SHORT PROBLEM: Determine how many lines of the records include "title", and answer with the number alone.

SOURCE MATERIAL:

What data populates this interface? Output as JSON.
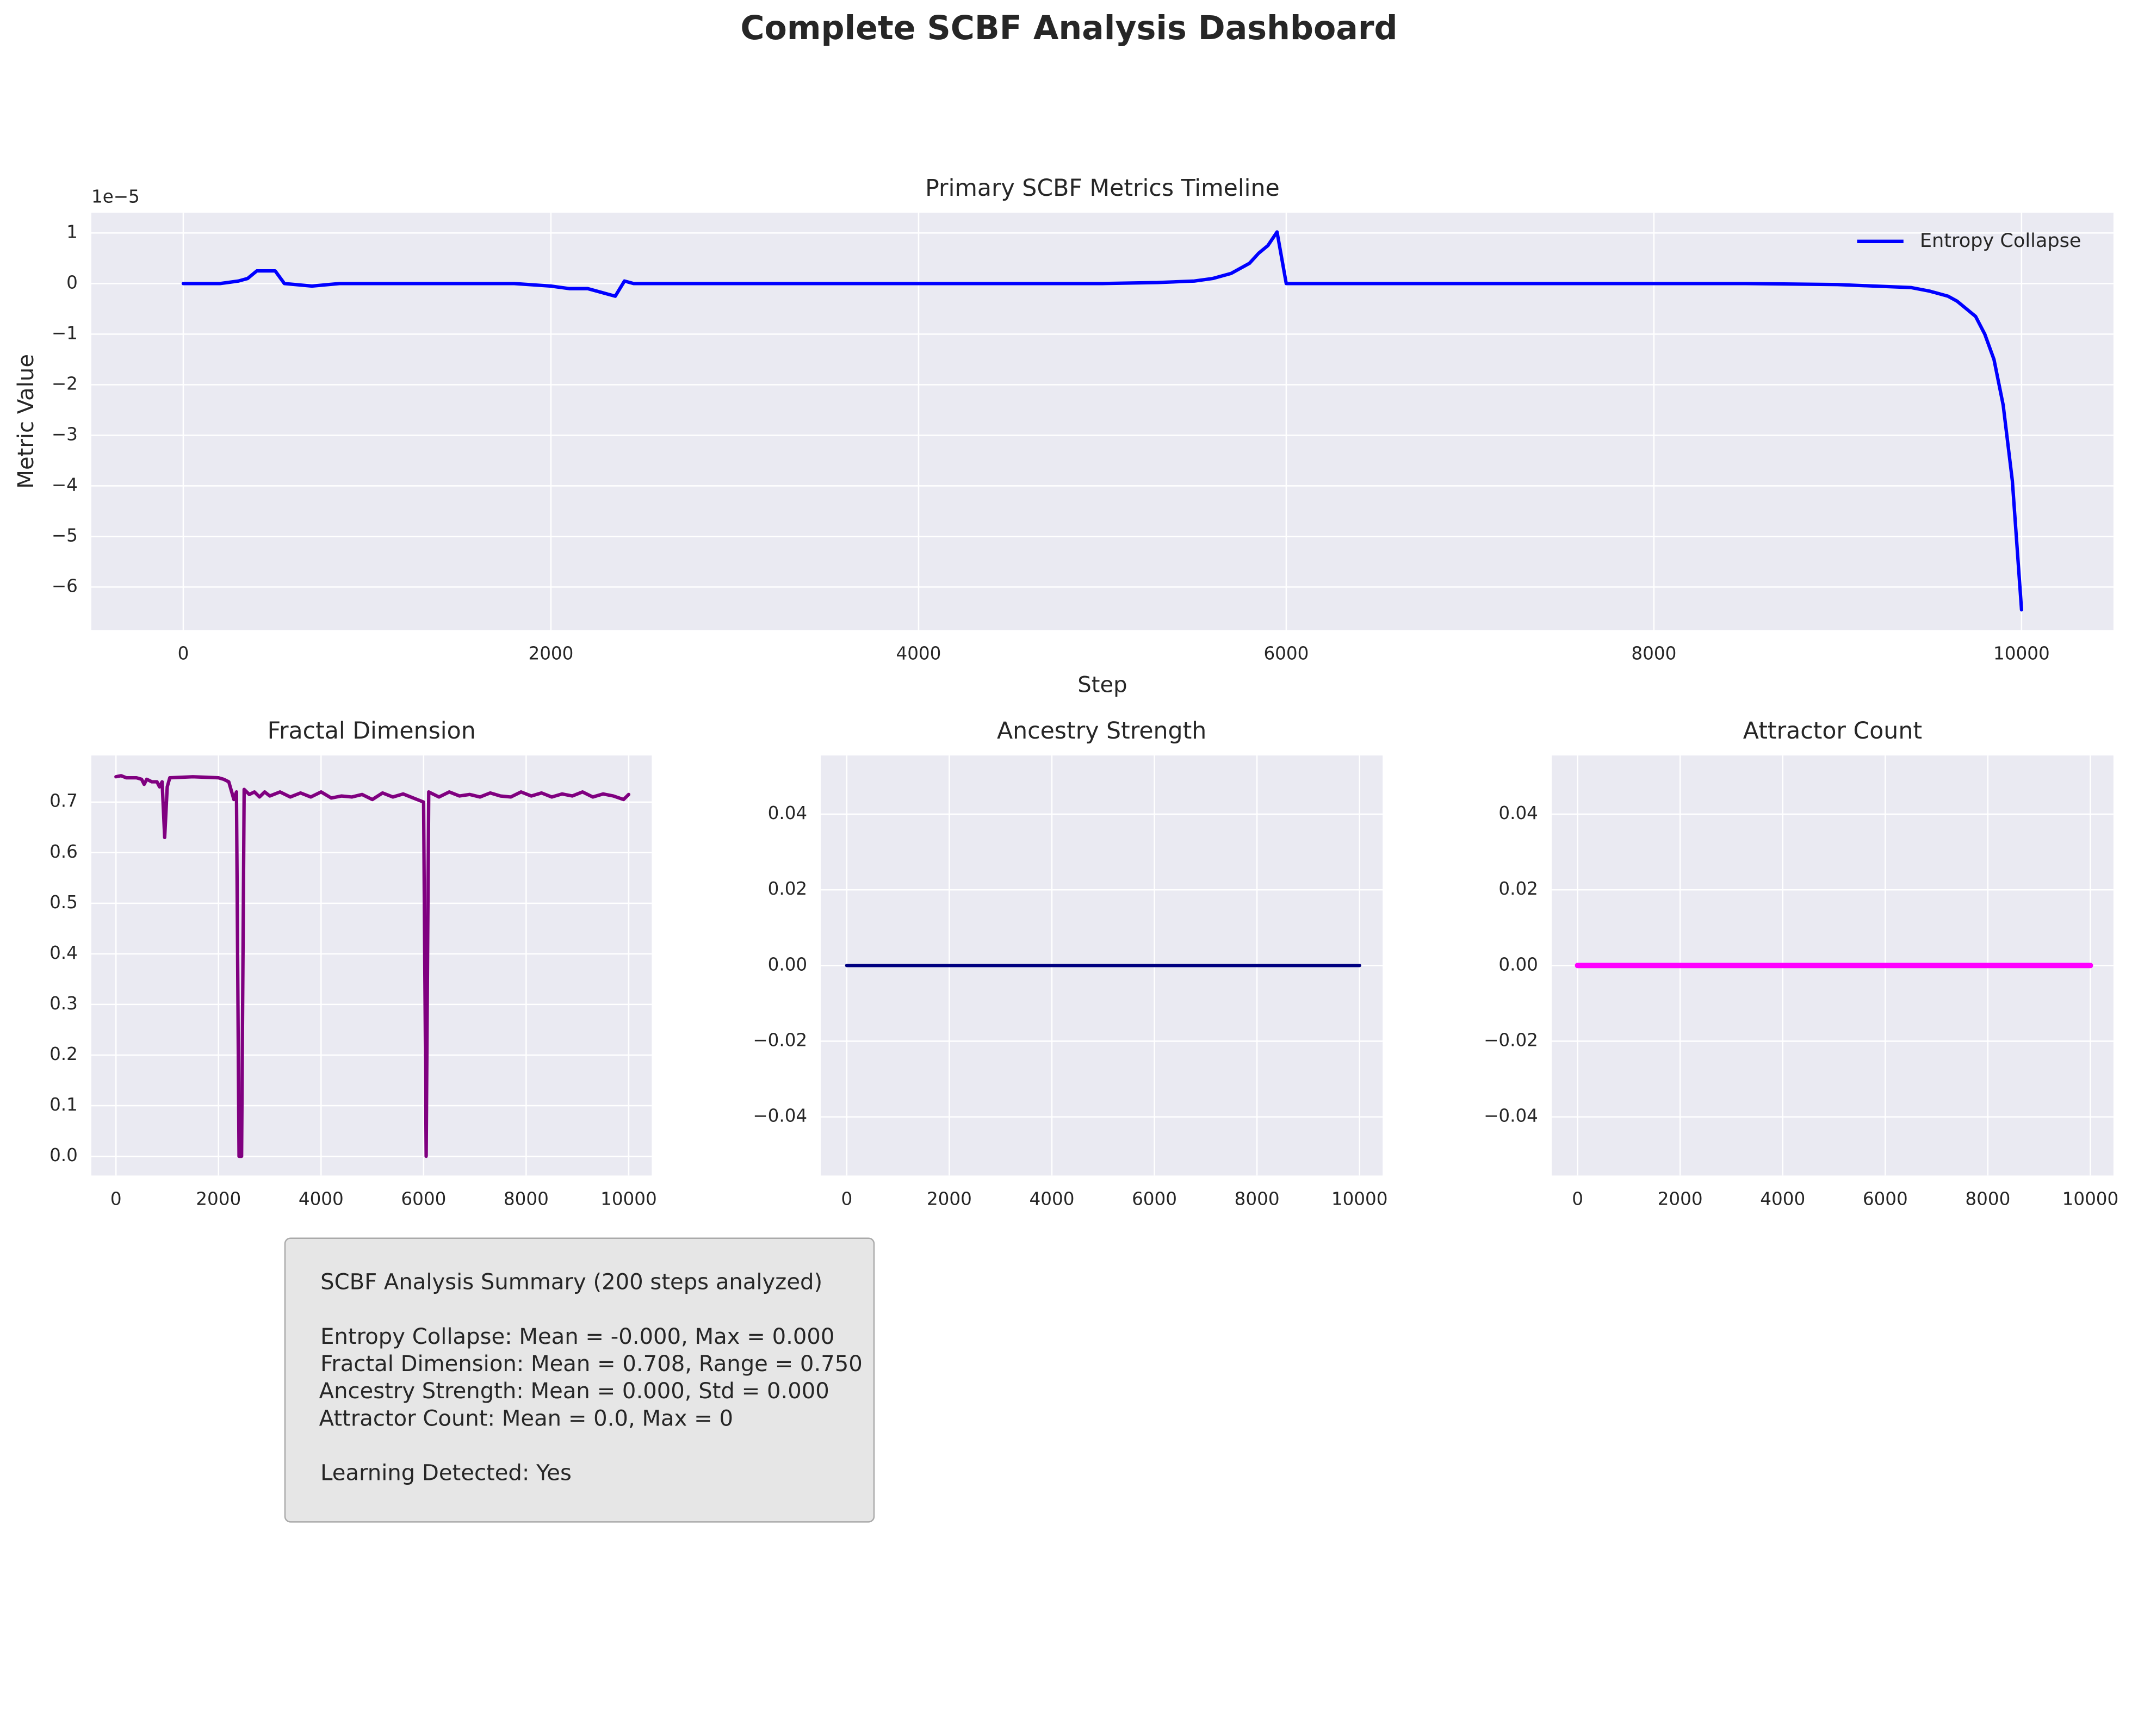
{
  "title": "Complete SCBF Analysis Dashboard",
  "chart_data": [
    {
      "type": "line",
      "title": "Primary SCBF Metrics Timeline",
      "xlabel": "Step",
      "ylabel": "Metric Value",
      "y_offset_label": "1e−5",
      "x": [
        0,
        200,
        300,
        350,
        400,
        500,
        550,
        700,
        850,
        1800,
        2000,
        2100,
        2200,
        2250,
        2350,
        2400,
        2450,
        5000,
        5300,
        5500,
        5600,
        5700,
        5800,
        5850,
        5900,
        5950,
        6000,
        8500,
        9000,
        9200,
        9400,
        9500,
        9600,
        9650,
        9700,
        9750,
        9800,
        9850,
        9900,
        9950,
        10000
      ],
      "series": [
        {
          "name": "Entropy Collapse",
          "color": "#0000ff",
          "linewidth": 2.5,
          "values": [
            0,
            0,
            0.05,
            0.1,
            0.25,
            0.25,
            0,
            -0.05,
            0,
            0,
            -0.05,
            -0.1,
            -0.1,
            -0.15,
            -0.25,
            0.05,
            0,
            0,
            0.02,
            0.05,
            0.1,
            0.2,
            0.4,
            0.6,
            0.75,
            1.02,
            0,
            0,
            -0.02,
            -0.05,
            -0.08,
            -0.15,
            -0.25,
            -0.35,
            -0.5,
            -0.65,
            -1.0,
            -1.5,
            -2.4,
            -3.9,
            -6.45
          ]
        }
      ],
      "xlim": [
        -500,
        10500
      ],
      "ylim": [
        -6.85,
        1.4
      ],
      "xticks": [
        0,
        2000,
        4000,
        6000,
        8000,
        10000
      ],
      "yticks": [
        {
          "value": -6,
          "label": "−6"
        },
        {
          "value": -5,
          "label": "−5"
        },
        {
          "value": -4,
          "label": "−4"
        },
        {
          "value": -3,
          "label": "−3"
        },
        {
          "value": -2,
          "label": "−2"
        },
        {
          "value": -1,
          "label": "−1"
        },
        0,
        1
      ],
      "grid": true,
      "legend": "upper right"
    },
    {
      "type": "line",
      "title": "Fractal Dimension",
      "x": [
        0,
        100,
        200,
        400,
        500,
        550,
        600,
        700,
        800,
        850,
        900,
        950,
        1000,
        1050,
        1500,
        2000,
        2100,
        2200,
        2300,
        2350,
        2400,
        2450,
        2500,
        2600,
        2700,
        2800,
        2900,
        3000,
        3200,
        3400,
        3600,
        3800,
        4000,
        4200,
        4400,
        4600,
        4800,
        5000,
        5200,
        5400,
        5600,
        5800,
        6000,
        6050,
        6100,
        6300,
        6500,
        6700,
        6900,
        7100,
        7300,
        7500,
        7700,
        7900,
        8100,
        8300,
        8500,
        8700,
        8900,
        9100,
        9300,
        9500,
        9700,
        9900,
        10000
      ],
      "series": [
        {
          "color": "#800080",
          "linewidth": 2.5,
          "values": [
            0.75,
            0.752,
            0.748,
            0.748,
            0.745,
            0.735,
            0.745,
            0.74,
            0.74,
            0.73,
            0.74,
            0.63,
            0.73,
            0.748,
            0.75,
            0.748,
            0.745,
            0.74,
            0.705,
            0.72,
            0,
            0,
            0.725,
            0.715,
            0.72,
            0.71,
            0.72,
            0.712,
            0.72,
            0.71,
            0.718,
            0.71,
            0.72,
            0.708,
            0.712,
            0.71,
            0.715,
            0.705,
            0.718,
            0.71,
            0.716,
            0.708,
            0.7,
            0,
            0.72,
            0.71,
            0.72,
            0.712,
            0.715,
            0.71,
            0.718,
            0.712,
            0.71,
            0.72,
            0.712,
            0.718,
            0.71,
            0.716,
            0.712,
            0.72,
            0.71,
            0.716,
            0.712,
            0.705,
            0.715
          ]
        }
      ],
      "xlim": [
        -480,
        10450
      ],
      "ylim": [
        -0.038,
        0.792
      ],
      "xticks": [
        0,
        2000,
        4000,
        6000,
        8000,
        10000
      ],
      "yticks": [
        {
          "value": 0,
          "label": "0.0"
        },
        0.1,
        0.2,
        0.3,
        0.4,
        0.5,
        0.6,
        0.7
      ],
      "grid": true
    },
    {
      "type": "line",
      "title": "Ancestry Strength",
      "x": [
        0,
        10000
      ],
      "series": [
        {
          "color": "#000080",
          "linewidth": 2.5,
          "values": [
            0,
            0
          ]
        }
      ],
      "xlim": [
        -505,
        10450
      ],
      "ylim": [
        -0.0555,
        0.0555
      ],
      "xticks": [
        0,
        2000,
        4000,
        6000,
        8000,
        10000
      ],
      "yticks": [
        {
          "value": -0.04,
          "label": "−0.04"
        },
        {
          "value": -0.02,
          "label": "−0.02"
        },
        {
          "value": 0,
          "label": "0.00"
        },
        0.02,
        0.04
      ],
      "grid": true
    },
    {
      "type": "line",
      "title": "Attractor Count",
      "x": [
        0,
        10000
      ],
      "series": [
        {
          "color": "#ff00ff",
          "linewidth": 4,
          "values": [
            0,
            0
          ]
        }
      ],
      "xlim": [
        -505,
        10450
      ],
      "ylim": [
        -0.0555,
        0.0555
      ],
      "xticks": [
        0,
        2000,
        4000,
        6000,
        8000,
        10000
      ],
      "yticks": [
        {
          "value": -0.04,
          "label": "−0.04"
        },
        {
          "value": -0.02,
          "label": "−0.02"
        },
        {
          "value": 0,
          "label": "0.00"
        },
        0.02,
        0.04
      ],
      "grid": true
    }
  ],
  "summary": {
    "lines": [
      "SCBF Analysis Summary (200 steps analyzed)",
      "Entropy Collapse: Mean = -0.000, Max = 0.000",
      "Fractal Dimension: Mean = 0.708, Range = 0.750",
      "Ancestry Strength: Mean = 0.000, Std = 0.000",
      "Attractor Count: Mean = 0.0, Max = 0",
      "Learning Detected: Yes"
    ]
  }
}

* * *

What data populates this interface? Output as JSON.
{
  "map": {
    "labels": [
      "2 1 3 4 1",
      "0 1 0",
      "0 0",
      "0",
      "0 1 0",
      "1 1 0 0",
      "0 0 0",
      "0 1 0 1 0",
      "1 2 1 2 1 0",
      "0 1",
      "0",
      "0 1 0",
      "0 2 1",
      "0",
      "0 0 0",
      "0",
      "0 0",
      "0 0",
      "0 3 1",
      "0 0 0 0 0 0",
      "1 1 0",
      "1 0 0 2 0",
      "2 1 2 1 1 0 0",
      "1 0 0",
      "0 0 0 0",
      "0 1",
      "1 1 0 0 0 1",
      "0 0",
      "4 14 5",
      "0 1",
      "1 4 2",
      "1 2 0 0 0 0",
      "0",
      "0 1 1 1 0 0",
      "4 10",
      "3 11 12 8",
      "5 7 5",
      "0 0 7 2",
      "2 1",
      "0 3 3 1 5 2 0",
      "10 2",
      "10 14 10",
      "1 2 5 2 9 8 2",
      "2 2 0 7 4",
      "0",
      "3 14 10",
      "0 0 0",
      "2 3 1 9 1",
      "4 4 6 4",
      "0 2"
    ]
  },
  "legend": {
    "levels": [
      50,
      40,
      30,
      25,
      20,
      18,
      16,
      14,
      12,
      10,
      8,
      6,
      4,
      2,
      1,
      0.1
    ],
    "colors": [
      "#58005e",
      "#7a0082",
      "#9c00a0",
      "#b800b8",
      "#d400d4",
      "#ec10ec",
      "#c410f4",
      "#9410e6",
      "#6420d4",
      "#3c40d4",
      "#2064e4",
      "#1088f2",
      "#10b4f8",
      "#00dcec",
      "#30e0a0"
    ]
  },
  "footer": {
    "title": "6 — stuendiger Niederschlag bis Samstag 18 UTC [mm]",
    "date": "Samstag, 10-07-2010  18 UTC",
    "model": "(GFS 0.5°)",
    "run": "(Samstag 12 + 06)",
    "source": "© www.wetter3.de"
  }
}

TASK RESPONSE: 6